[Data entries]
_ _ _

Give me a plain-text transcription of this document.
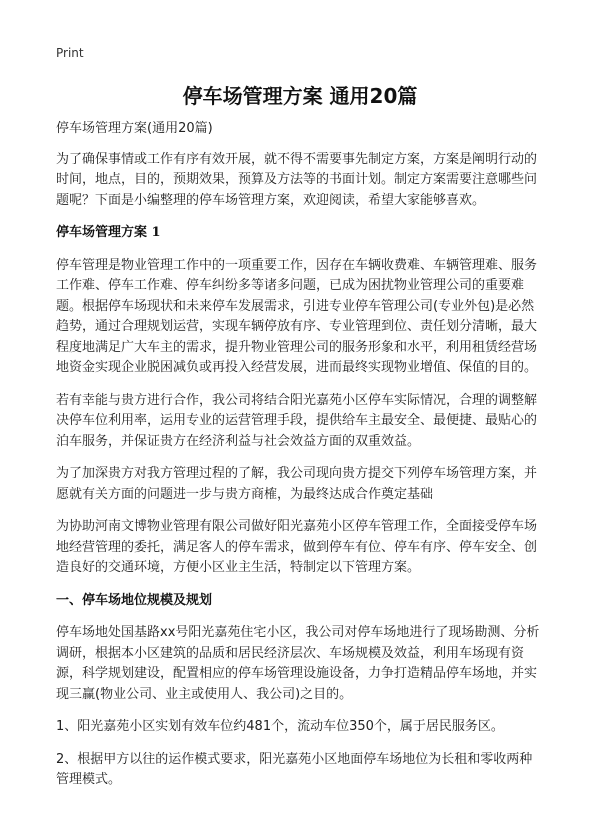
Print
停车场管理方案 通用20篇

停车场管理方案(通用20篇)

为了确保事情或工作有序有效开展，就不得不需要事先制定方案，方案是阐明行动的时间，地点，目的，预期效果，预算及方法等的书面计划。制定方案需要注意哪些问题呢？下面是小编整理的停车场管理方案，欢迎阅读，希望大家能够喜欢。

停车场管理方案 1

停车管理是物业管理工作中的一项重要工作，因存在车辆收费难、车辆管理难、服务工作难、停车工作难、停车纠纷多等诸多问题，已成为困扰物业管理公司的重要难题。根据停车场现状和未来停车发展需求，引进专业停车管理公司(专业外包)是必然趋势，通过合理规划运营，实现车辆停放有序、专业管理到位、责任划分清晰，最大程度地满足广大车主的需求，提升物业管理公司的服务形象和水平，利用租赁经营场地资金实现企业脱困减负或再投入经营发展，进而最终实现物业增值、保值的目的。

若有幸能与贵方进行合作，我公司将结合阳光嘉苑小区停车实际情况，合理的调整解决停车位利用率，运用专业的运营管理手段，提供给车主最安全、最便捷、最贴心的泊车服务，并保证贵方在经济利益与社会效益方面的双重效益。

为了加深贵方对我方管理过程的了解，我公司现向贵方提交下列停车场管理方案，并愿就有关方面的问题进一步与贵方商榷，为最终达成合作奠定基础

为协助河南文博物业管理有限公司做好阳光嘉苑小区停车管理工作，全面接受停车场地经营管理的委托，满足客人的停车需求，做到停车有位、停车有序、停车安全、创造良好的交通环境，方便小区业主生活，特制定以下管理方案。

一、停车场地位规模及规划

停车场地处国基路xx号阳光嘉苑住宅小区，我公司对停车场地进行了现场勘测、分析调研，根据本小区建筑的品质和居民经济层次、车场规模及效益，利用车场现有资源，科学规划建设，配置相应的停车场管理设施设备，力争打造精品停车场地，并实现三赢(物业公司、业主或使用人、我公司)之目的。

1、阳光嘉苑小区实划有效车位约481个，流动车位350个，属于居民服务区。

2、根据甲方以往的运作模式要求，阳光嘉苑小区地面停车场地位为长租和零收两种管理模式。
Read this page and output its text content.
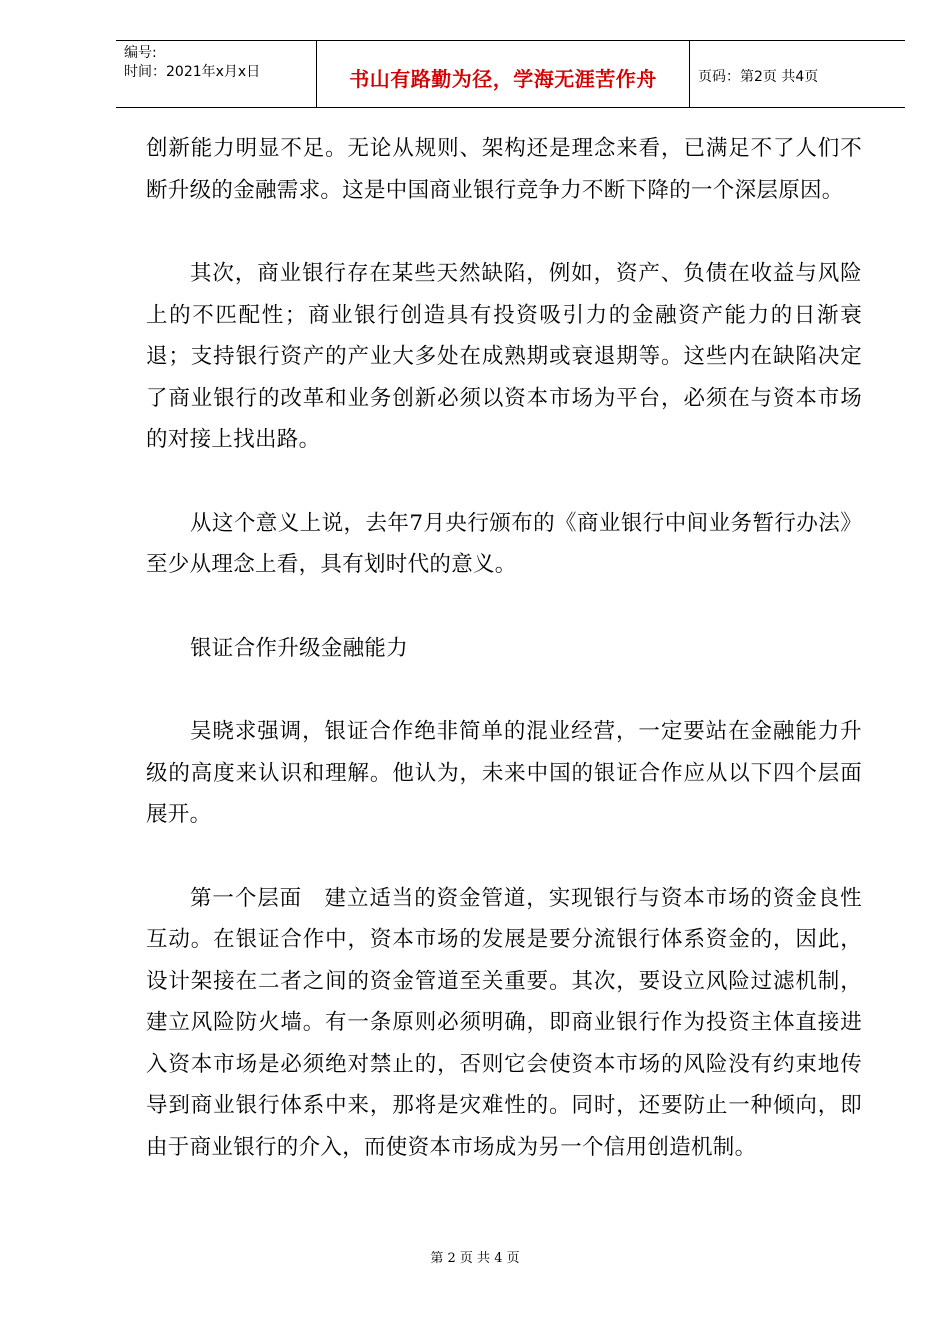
编号:
时间：2021年x月x日	书山有路勤为径，学海无涯苦作舟	页码：第2页 共4页

创新能力明显不足。无论从规则、架构还是理念来看，已满足不了人们不断升级的金融需求。这是中国商业银行竞争力不断下降的一个深层原因。

其次，商业银行存在某些天然缺陷，例如，资产、负债在收益与风险上的不匹配性；商业银行创造具有投资吸引力的金融资产能力的日渐衰退；支持银行资产的产业大多处在成熟期或衰退期等。这些内在缺陷决定了商业银行的改革和业务创新必须以资本市场为平台，必须在与资本市场的对接上找出路。

从这个意义上说，去年7月央行颁布的《商业银行中间业务暂行办法》至少从理念上看，具有划时代的意义。

银证合作升级金融能力

吴晓求强调，银证合作绝非简单的混业经营，一定要站在金融能力升级的高度来认识和理解。他认为，未来中国的银证合作应从以下四个层面展开。

第一个层面　建立适当的资金管道，实现银行与资本市场的资金良性互动。在银证合作中，资本市场的发展是要分流银行体系资金的，因此，设计架接在二者之间的资金管道至关重要。其次，要设立风险过滤机制，建立风险防火墙。有一条原则必须明确，即商业银行作为投资主体直接进入资本市场是必须绝对禁止的，否则它会使资本市场的风险没有约束地传导到商业银行体系中来，那将是灾难性的。同时，还要防止一种倾向，即由于商业银行的介入，而使资本市场成为另一个信用创造机制。

第 2 页 共 4 页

_ _ _

**TASK GOAL**.
Without the pictures, restate all of the entries above verbatim.

**RESULT**.
Give me a plain-text transcription of this document.
Print
停车场管理方案 通用20篇

停车场管理方案(通用20篇)

为了确保事情或工作有序有效开展，就不得不需要事先制定方案，方案是阐明行动的时间，地点，目的，预期效果，预算及方法等的书面计划。制定方案需要注意哪些问题呢？下面是小编整理的停车场管理方案，欢迎阅读，希望大家能够喜欢。

停车场管理方案 1

停车管理是物业管理工作中的一项重要工作，因存在车辆收费难、车辆管理难、服务工作难、停车工作难、停车纠纷多等诸多问题，已成为困扰物业管理公司的重要难题。根据停车场现状和未来停车发展需求，引进专业停车管理公司(专业外包)是必然趋势，通过合理规划运营，实现车辆停放有序、专业管理到位、责任划分清晰，最大程度地满足广大车主的需求，提升物业管理公司的服务形象和水平，利用租赁经营场地资金实现企业脱困减负或再投入经营发展，进而最终实现物业增值、保值的目的。

若有幸能与贵方进行合作，我公司将结合阳光嘉苑小区停车实际情况，合理的调整解决停车位利用率，运用专业的运营管理手段，提供给车主最安全、最便捷、最贴心的泊车服务，并保证贵方在经济利益与社会效益方面的双重效益。

为了加深贵方对我方管理过程的了解，我公司现向贵方提交下列停车场管理方案，并愿就有关方面的问题进一步与贵方商榷，为最终达成合作奠定基础

为协助河南文博物业管理有限公司做好阳光嘉苑小区停车管理工作，全面接受停车场地经营管理的委托，满足客人的停车需求，做到停车有位、停车有序、停车安全、创造良好的交通环境，方便小区业主生活，特制定以下管理方案。

一、停车场地位规模及规划

停车场地处国基路xx号阳光嘉苑住宅小区，我公司对停车场地进行了现场勘测、分析调研，根据本小区建筑的品质和居民经济层次、车场规模及效益，利用车场现有资源，科学规划建设，配置相应的停车场管理设施设备，力争打造精品停车场地，并实现三赢(物业公司、业主或使用人、我公司)之目的。

1、阳光嘉苑小区实划有效车位约481个，流动车位350个，属于居民服务区。

2、根据甲方以往的运作模式要求，阳光嘉苑小区地面停车场地位为长租和零收两种管理模式。
Read this page and output its text content.
编号:
时间：2021年x月x日	书山有路勤为径，学海无涯苦作舟	页码：第2页 共4页

创新能力明显不足。无论从规则、架构还是理念来看，已满足不了人们不断升级的金融需求。这是中国商业银行竞争力不断下降的一个深层原因。

其次，商业银行存在某些天然缺陷，例如，资产、负债在收益与风险上的不匹配性；商业银行创造具有投资吸引力的金融资产能力的日渐衰退；支持银行资产的产业大多处在成熟期或衰退期等。这些内在缺陷决定了商业银行的改革和业务创新必须以资本市场为平台，必须在与资本市场的对接上找出路。

从这个意义上说，去年7月央行颁布的《商业银行中间业务暂行办法》至少从理念上看，具有划时代的意义。

银证合作升级金融能力

吴晓求强调，银证合作绝非简单的混业经营，一定要站在金融能力升级的高度来认识和理解。他认为，未来中国的银证合作应从以下四个层面展开。

第一个层面　建立适当的资金管道，实现银行与资本市场的资金良性互动。在银证合作中，资本市场的发展是要分流银行体系资金的，因此，设计架接在二者之间的资金管道至关重要。其次，要设立风险过滤机制，建立风险防火墙。有一条原则必须明确，即商业银行作为投资主体直接进入资本市场是必须绝对禁止的，否则它会使资本市场的风险没有约束地传导到商业银行体系中来，那将是灾难性的。同时，还要防止一种倾向，即由于商业银行的介入，而使资本市场成为另一个信用创造机制。

第 2 页 共 4 页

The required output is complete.